*Objective 1*
From the article on Duke Energy's coal ash violations, list every plant whose name includes the words "Steam Electric."
*Objective 2*
Answer these questions from the article on Duke Energy's coal ash violations:
(a) On what date did the state announce the violations?
(b) How many days does Duke Energy have to respond?
(c) How large was the fine for the February 2014 spill at the Dan River plant?
═════ Selection
Duke Energy responds to coal ash basin violations; cites progress

Duke Energy responded to issuance of 12 Notices of Violation from the North Carolina Department of Environmental Quality by saying it is working hard to clean up coal ash basins.

The North Carolina DEQ and the administration of Gov. Pat McCrory (R) announced March 4 that it was issuing violations to Duke for allowing wastewater to leak from coal ash basins at 12 coal-fired power plants.

The violation notice requires Duke Energy to take corrective action and submit more information to the state environmental department. The utility has 30 days to respond to the violations and provide the data.

The department’s Division of Water Resources could also fine Duke for violating its wastewater permits. Wastewater is treated coal ash water that leaks from ponds and reaches nearby bodies of water.

The violations were issued for unauthorized discharges of wastewater at Duke Energy’s Allen Steam Station, Asheville Steam Station, Belews Creek Steam Station, Buck Steam Station, Cape Fear Steam Electric Generating Plant, Cliffside Steam Station, Dan River Combined Cycle Plant, Lee Steam Electric Plant, Marshall Steam Station, Mayo Steam Electric Power Plant, Roxboro Steam Electric Plant and Weatherspoon Steam Electric Plant.

The North Carolina DEQ has already issued Duke a $6.6 million fine for violations related to the February 2014 coal ash spill at the company’s retired Dan River power plant in Eden, N.C.
══════════
═════ Data provided
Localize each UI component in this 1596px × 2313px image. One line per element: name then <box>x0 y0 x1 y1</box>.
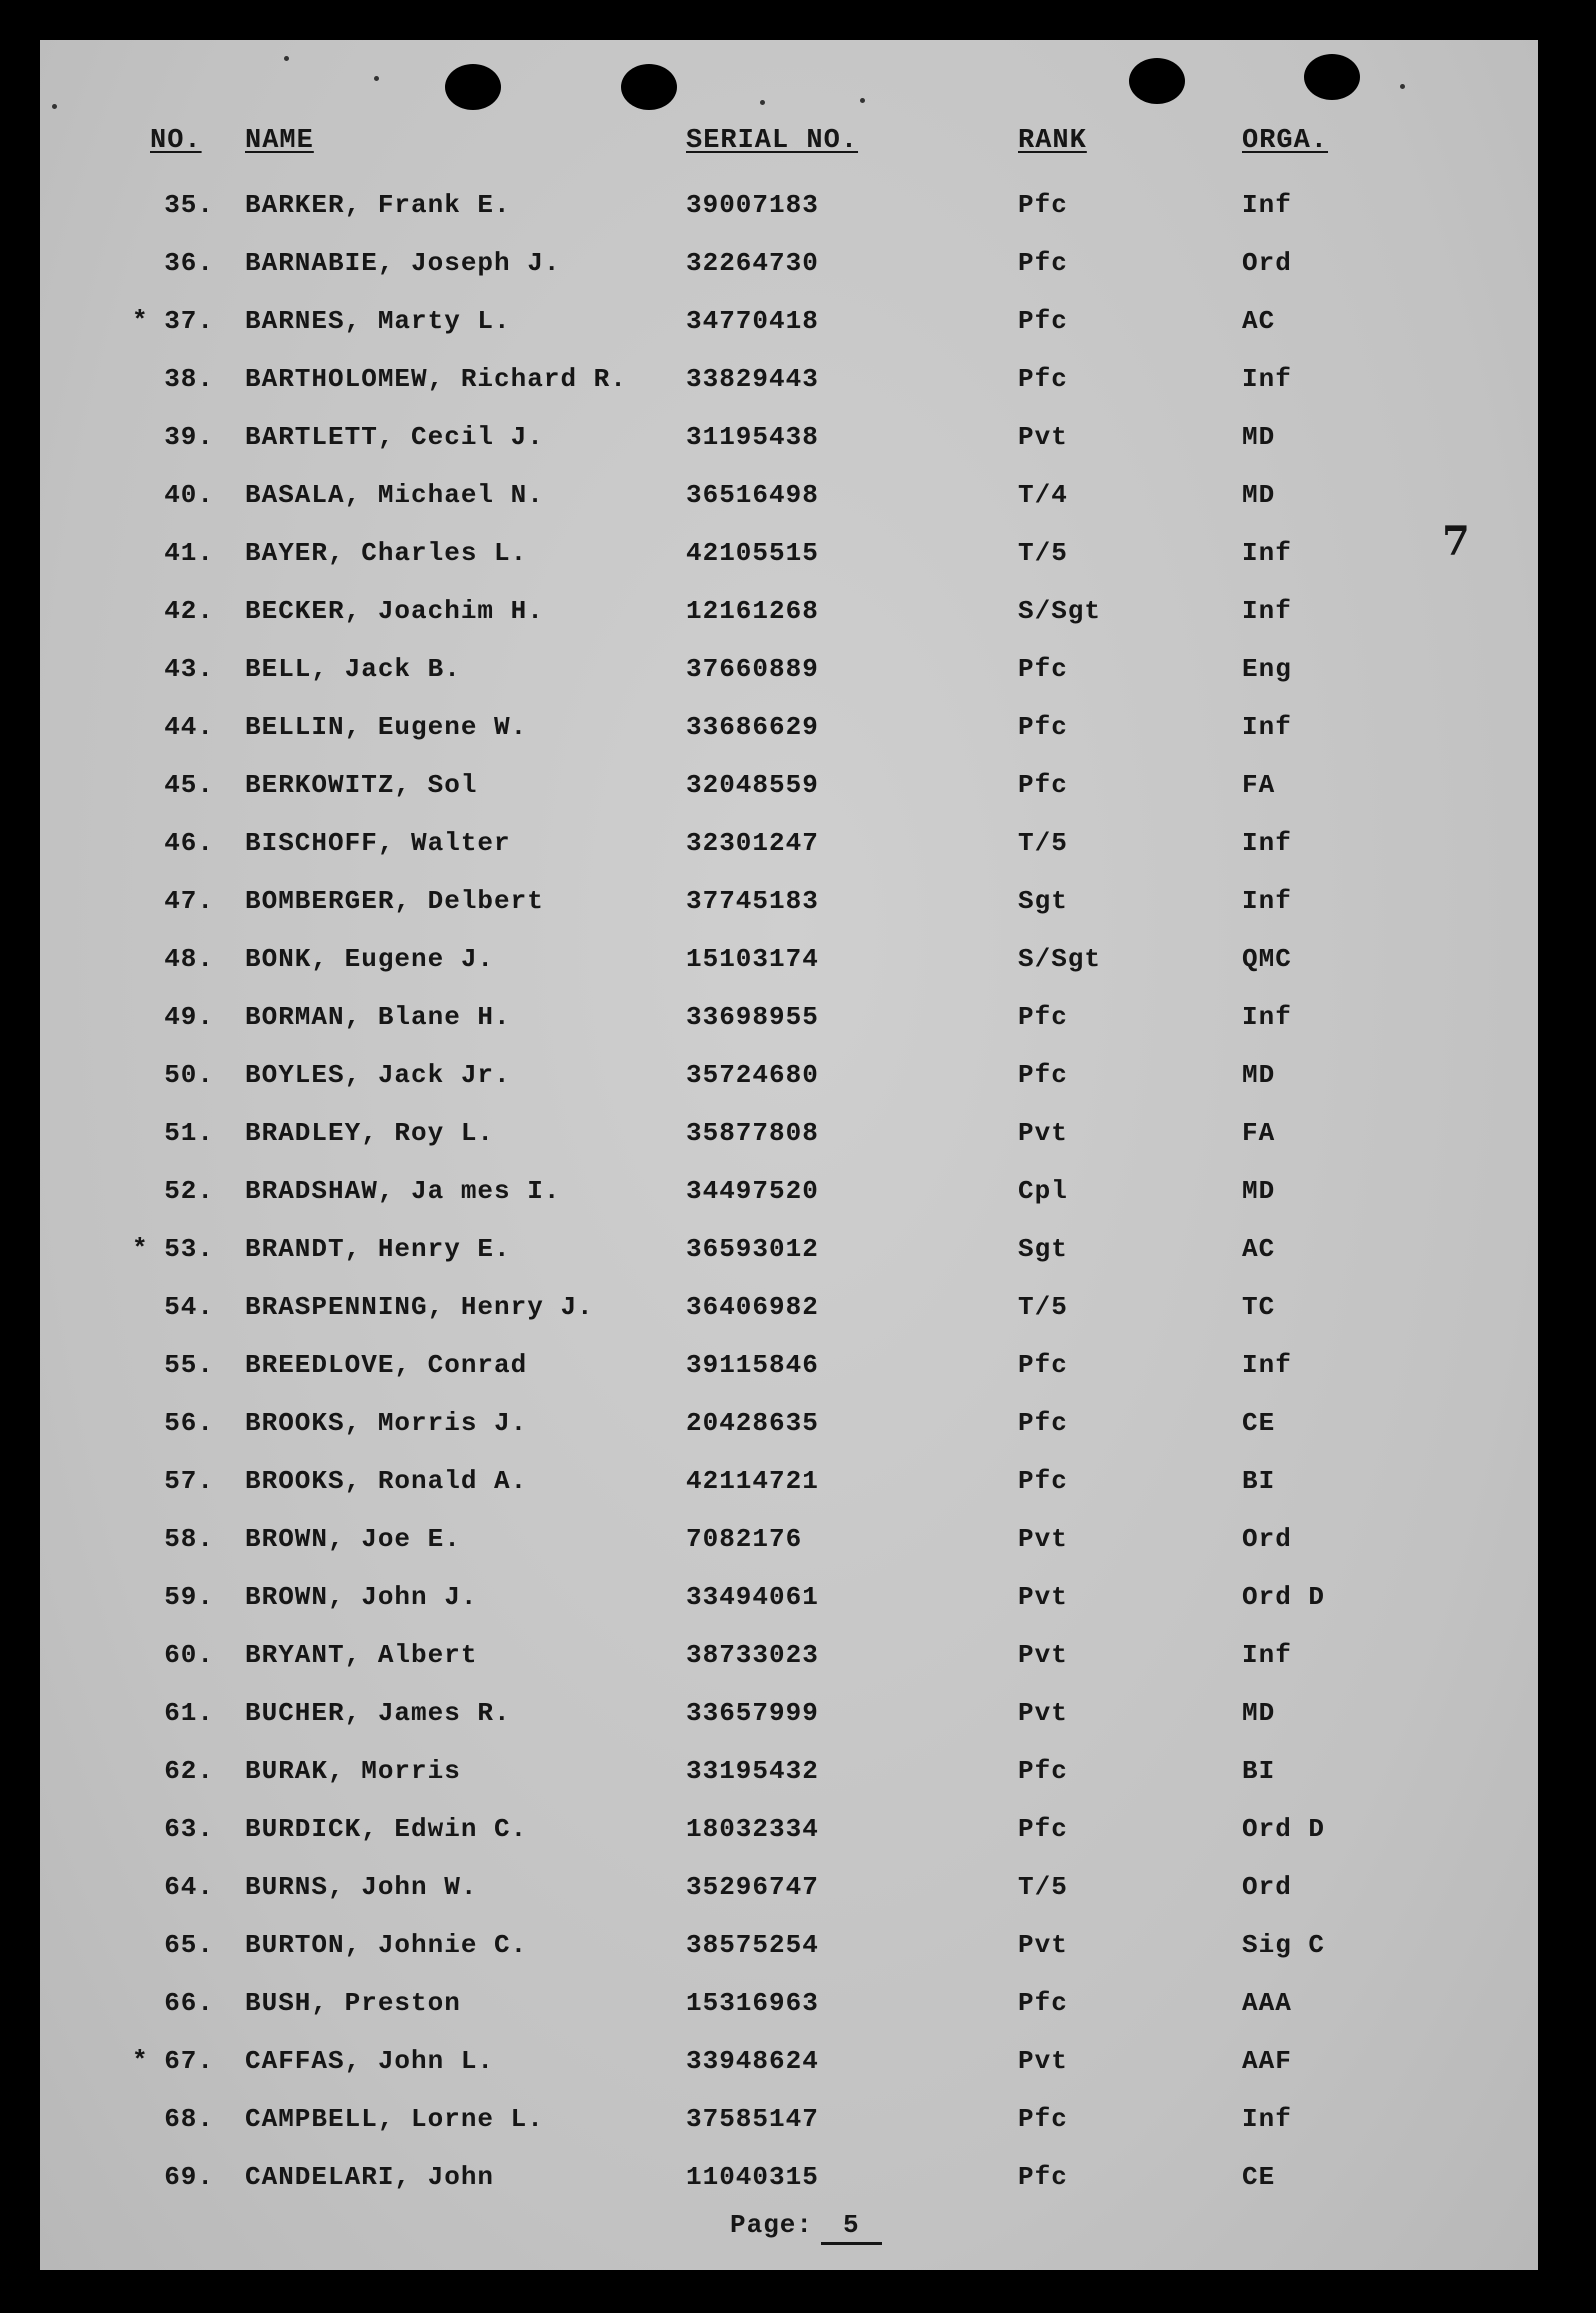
══════════
*Exercise solution 1*
Cape Fear Steam Electric Generating Plant, Lee Steam Electric Plant, Mayo Steam Electric Power Plant, Roxboro Steam Electric Plant, Weatherspoon Steam Electric Plant

*Exercise solution 2*
(a) March 4
(b) 30 days
(c) $6.6 million